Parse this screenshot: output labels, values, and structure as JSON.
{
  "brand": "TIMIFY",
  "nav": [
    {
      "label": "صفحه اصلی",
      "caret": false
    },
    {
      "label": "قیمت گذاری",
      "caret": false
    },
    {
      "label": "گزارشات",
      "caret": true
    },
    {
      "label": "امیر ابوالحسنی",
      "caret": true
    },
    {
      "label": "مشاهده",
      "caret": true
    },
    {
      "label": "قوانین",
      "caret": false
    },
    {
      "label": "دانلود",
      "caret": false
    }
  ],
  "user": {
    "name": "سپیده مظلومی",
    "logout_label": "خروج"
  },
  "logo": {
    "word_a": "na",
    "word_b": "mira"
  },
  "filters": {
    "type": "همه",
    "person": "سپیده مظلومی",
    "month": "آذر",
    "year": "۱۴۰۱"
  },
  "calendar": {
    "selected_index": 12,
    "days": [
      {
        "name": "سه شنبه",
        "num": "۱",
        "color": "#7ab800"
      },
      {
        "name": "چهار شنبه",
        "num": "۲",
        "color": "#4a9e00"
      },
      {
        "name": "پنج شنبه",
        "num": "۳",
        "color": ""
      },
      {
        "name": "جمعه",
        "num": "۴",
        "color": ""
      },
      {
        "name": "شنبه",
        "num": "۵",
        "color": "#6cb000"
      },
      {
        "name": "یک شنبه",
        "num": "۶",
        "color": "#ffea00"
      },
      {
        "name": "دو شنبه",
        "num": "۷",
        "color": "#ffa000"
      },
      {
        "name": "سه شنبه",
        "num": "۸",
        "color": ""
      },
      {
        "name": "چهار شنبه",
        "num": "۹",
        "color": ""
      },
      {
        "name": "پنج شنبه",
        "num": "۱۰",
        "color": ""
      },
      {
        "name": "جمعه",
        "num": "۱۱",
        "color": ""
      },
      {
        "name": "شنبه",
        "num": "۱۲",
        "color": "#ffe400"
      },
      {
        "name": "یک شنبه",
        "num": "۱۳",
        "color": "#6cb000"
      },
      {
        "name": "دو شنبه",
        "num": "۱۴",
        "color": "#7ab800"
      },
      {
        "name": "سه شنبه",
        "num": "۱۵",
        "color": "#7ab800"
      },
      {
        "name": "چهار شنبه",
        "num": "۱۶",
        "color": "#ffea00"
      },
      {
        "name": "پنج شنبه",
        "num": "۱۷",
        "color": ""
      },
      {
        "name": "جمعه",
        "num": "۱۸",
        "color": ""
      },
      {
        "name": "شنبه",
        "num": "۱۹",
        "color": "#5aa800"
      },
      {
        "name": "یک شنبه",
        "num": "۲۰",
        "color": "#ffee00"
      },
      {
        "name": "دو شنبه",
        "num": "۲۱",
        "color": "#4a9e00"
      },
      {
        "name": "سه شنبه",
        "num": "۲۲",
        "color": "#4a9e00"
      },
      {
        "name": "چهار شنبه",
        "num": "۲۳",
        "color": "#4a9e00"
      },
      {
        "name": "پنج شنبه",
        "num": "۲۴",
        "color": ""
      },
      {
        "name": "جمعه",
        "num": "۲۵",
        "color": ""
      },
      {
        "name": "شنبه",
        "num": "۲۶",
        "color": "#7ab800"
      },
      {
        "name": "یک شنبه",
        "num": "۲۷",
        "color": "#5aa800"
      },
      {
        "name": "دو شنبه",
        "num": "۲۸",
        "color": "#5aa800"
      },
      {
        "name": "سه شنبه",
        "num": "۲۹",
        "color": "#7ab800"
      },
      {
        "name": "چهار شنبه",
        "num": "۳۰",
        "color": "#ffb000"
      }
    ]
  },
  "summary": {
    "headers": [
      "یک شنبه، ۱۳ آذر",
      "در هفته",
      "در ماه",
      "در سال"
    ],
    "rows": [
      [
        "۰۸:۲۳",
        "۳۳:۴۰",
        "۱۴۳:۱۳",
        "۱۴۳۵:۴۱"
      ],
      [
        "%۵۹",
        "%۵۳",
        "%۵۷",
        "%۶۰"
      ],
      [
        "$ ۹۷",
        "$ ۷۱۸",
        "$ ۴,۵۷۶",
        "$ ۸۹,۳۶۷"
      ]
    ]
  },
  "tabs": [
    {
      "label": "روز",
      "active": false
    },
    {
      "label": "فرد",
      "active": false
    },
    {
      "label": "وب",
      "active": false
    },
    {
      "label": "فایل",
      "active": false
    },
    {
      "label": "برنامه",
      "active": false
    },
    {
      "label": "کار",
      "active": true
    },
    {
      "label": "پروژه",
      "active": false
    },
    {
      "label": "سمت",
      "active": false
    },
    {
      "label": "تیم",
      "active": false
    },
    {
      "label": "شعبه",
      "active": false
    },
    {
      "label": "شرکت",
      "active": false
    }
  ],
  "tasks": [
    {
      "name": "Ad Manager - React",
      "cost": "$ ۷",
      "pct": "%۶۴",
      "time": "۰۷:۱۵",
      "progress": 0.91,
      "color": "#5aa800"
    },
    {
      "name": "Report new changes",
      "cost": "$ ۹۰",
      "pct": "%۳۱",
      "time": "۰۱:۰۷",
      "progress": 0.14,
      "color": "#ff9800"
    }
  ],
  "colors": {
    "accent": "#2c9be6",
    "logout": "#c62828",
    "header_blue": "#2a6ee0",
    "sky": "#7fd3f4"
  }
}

++++++++++++++++++++

EXERCISE DETAILS: Transcribe all of the material exactly. Omit nothing.

COMPLETE OUTPUT:
Parse this screenshot: output labels, values, and structure as JSON.
{
  "brand": "TIMIFY",
  "nav": [
    {
      "label": "صفحه اصلی",
      "caret": false
    },
    {
      "label": "قیمت گذاری",
      "caret": false
    },
    {
      "label": "گزارشات",
      "caret": true
    },
    {
      "label": "امیر ابوالحسنی",
      "caret": true
    },
    {
      "label": "مشاهده",
      "caret": true
    },
    {
      "label": "قوانین",
      "caret": false
    },
    {
      "label": "دانلود",
      "caret": false
    }
  ],
  "user": {
    "name": "سپیده مظلومی",
    "logout_label": "خروج"
  },
  "logo": {
    "word_a": "na",
    "word_b": "mira"
  },
  "filters": {
    "type": "همه",
    "person": "سپیده مظلومی",
    "month": "آذر",
    "year": "۱۴۰۱"
  },
  "calendar": {
    "selected_index": 12,
    "days": [
      {
        "name": "سه شنبه",
        "num": "۱",
        "color": "#7ab800"
      },
      {
        "name": "چهار شنبه",
        "num": "۲",
        "color": "#4a9e00"
      },
      {
        "name": "پنج شنبه",
        "num": "۳",
        "color": ""
      },
      {
        "name": "جمعه",
        "num": "۴",
        "color": ""
      },
      {
        "name": "شنبه",
        "num": "۵",
        "color": "#6cb000"
      },
      {
        "name": "یک شنبه",
        "num": "۶",
        "color": "#ffea00"
      },
      {
        "name": "دو شنبه",
        "num": "۷",
        "color": "#ffa000"
      },
      {
        "name": "سه شنبه",
        "num": "۸",
        "color": ""
      },
      {
        "name": "چهار شنبه",
        "num": "۹",
        "color": ""
      },
      {
        "name": "پنج شنبه",
        "num": "۱۰",
        "color": ""
      },
      {
        "name": "جمعه",
        "num": "۱۱",
        "color": ""
      },
      {
        "name": "شنبه",
        "num": "۱۲",
        "color": "#ffe400"
      },
      {
        "name": "یک شنبه",
        "num": "۱۳",
        "color": "#6cb000"
      },
      {
        "name": "دو شنبه",
        "num": "۱۴",
        "color": "#7ab800"
      },
      {
        "name": "سه شنبه",
        "num": "۱۵",
        "color": "#7ab800"
      },
      {
        "name": "چهار شنبه",
        "num": "۱۶",
        "color": "#ffea00"
      },
      {
        "name": "پنج شنبه",
        "num": "۱۷",
        "color": ""
      },
      {
        "name": "جمعه",
        "num": "۱۸",
        "color": ""
      },
      {
        "name": "شنبه",
        "num": "۱۹",
        "color": "#5aa800"
      },
      {
        "name": "یک شنبه",
        "num": "۲۰",
        "color": "#ffee00"
      },
      {
        "name": "دو شنبه",
        "num": "۲۱",
        "color": "#4a9e00"
      },
      {
        "name": "سه شنبه",
        "num": "۲۲",
        "color": "#4a9e00"
      },
      {
        "name": "چهار شنبه",
        "num": "۲۳",
        "color": "#4a9e00"
      },
      {
        "name": "پنج شنبه",
        "num": "۲۴",
        "color": ""
      },
      {
        "name": "جمعه",
        "num": "۲۵",
        "color": ""
      },
      {
        "name": "شنبه",
        "num": "۲۶",
        "color": "#7ab800"
      },
      {
        "name": "یک شنبه",
        "num": "۲۷",
        "color": "#5aa800"
      },
      {
        "name": "دو شنبه",
        "num": "۲۸",
        "color": "#5aa800"
      },
      {
        "name": "سه شنبه",
        "num": "۲۹",
        "color": "#7ab800"
      },
      {
        "name": "چهار شنبه",
        "num": "۳۰",
        "color": "#ffb000"
      }
    ]
  },
  "summary": {
    "headers": [
      "یک شنبه، ۱۳ آذر",
      "در هفته",
      "در ماه",
      "در سال"
    ],
    "rows": [
      [
        "۰۸:۲۳",
        "۳۳:۴۰",
        "۱۴۳:۱۳",
        "۱۴۳۵:۴۱"
      ],
      [
        "%۵۹",
        "%۵۳",
        "%۵۷",
        "%۶۰"
      ],
      [
        "$ ۹۷",
        "$ ۷۱۸",
        "$ ۴,۵۷۶",
        "$ ۸۹,۳۶۷"
      ]
    ]
  },
  "tabs": [
    {
      "label": "روز",
      "active": false
    },
    {
      "label": "فرد",
      "active": false
    },
    {
      "label": "وب",
      "active": false
    },
    {
      "label": "فایل",
      "active": false
    },
    {
      "label": "برنامه",
      "active": false
    },
    {
      "label": "کار",
      "active": true
    },
    {
      "label": "پروژه",
      "active": false
    },
    {
      "label": "سمت",
      "active": false
    },
    {
      "label": "تیم",
      "active": false
    },
    {
      "label": "شعبه",
      "active": false
    },
    {
      "label": "شرکت",
      "active": false
    }
  ],
  "tasks": [
    {
      "name": "Ad Manager - React",
      "cost": "$ ۷",
      "pct": "%۶۴",
      "time": "۰۷:۱۵",
      "progress": 0.91,
      "color": "#5aa800"
    },
    {
      "name": "Report new changes",
      "cost": "$ ۹۰",
      "pct": "%۳۱",
      "time": "۰۱:۰۷",
      "progress": 0.14,
      "color": "#ff9800"
    }
  ],
  "colors": {
    "accent": "#2c9be6",
    "logout": "#c62828",
    "header_blue": "#2a6ee0",
    "sky": "#7fd3f4"
  }
}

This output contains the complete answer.